Start

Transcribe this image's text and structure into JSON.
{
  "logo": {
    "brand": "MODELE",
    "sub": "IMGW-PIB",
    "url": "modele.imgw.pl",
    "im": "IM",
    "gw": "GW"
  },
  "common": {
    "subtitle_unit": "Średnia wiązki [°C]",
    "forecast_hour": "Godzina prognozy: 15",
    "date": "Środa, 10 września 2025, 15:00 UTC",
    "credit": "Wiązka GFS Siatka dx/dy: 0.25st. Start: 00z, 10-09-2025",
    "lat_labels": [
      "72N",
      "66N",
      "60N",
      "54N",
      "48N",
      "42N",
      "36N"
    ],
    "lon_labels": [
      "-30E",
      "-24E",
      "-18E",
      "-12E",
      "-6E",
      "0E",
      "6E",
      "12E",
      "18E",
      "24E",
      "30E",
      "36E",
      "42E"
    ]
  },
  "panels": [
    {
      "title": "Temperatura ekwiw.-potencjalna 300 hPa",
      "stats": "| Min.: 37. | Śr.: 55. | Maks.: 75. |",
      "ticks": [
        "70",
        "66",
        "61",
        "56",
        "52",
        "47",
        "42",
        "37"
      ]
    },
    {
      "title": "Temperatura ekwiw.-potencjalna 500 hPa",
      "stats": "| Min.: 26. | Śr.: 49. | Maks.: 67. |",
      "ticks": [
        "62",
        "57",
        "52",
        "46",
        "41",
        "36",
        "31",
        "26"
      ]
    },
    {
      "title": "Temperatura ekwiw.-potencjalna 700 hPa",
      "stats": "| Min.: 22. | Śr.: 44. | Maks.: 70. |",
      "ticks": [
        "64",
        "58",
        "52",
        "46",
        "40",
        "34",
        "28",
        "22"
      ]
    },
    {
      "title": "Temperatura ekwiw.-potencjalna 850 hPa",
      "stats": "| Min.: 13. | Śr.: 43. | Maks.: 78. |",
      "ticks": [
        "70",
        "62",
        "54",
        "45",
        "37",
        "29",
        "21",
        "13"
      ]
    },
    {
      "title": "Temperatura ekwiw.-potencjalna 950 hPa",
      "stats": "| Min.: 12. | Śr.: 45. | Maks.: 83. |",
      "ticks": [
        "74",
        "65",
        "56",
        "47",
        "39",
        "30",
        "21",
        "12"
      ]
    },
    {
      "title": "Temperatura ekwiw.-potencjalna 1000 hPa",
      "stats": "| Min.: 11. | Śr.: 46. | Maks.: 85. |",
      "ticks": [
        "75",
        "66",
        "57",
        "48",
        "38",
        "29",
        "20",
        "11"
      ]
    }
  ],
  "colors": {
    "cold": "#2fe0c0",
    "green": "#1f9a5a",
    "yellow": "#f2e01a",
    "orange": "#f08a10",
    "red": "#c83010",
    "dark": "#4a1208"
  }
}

End

TASK TO COMPLETE —
Transcribe each entry exactly.

RESULT BELOW —
Transcribe this image's text and structure into JSON.
{
  "logo": {
    "brand": "MODELE",
    "sub": "IMGW-PIB",
    "url": "modele.imgw.pl",
    "im": "IM",
    "gw": "GW"
  },
  "common": {
    "subtitle_unit": "Średnia wiązki [°C]",
    "forecast_hour": "Godzina prognozy: 15",
    "date": "Środa, 10 września 2025, 15:00 UTC",
    "credit": "Wiązka GFS Siatka dx/dy: 0.25st. Start: 00z, 10-09-2025",
    "lat_labels": [
      "72N",
      "66N",
      "60N",
      "54N",
      "48N",
      "42N",
      "36N"
    ],
    "lon_labels": [
      "-30E",
      "-24E",
      "-18E",
      "-12E",
      "-6E",
      "0E",
      "6E",
      "12E",
      "18E",
      "24E",
      "30E",
      "36E",
      "42E"
    ]
  },
  "panels": [
    {
      "title": "Temperatura ekwiw.-potencjalna 300 hPa",
      "stats": "| Min.: 37. | Śr.: 55. | Maks.: 75. |",
      "ticks": [
        "70",
        "66",
        "61",
        "56",
        "52",
        "47",
        "42",
        "37"
      ]
    },
    {
      "title": "Temperatura ekwiw.-potencjalna 500 hPa",
      "stats": "| Min.: 26. | Śr.: 49. | Maks.: 67. |",
      "ticks": [
        "62",
        "57",
        "52",
        "46",
        "41",
        "36",
        "31",
        "26"
      ]
    },
    {
      "title": "Temperatura ekwiw.-potencjalna 700 hPa",
      "stats": "| Min.: 22. | Śr.: 44. | Maks.: 70. |",
      "ticks": [
        "64",
        "58",
        "52",
        "46",
        "40",
        "34",
        "28",
        "22"
      ]
    },
    {
      "title": "Temperatura ekwiw.-potencjalna 850 hPa",
      "stats": "| Min.: 13. | Śr.: 43. | Maks.: 78. |",
      "ticks": [
        "70",
        "62",
        "54",
        "45",
        "37",
        "29",
        "21",
        "13"
      ]
    },
    {
      "title": "Temperatura ekwiw.-potencjalna 950 hPa",
      "stats": "| Min.: 12. | Śr.: 45. | Maks.: 83. |",
      "ticks": [
        "74",
        "65",
        "56",
        "47",
        "39",
        "30",
        "21",
        "12"
      ]
    },
    {
      "title": "Temperatura ekwiw.-potencjalna 1000 hPa",
      "stats": "| Min.: 11. | Śr.: 46. | Maks.: 85. |",
      "ticks": [
        "75",
        "66",
        "57",
        "48",
        "38",
        "29",
        "20",
        "11"
      ]
    }
  ],
  "colors": {
    "cold": "#2fe0c0",
    "green": "#1f9a5a",
    "yellow": "#f2e01a",
    "orange": "#f08a10",
    "red": "#c83010",
    "dark": "#4a1208"
  }
}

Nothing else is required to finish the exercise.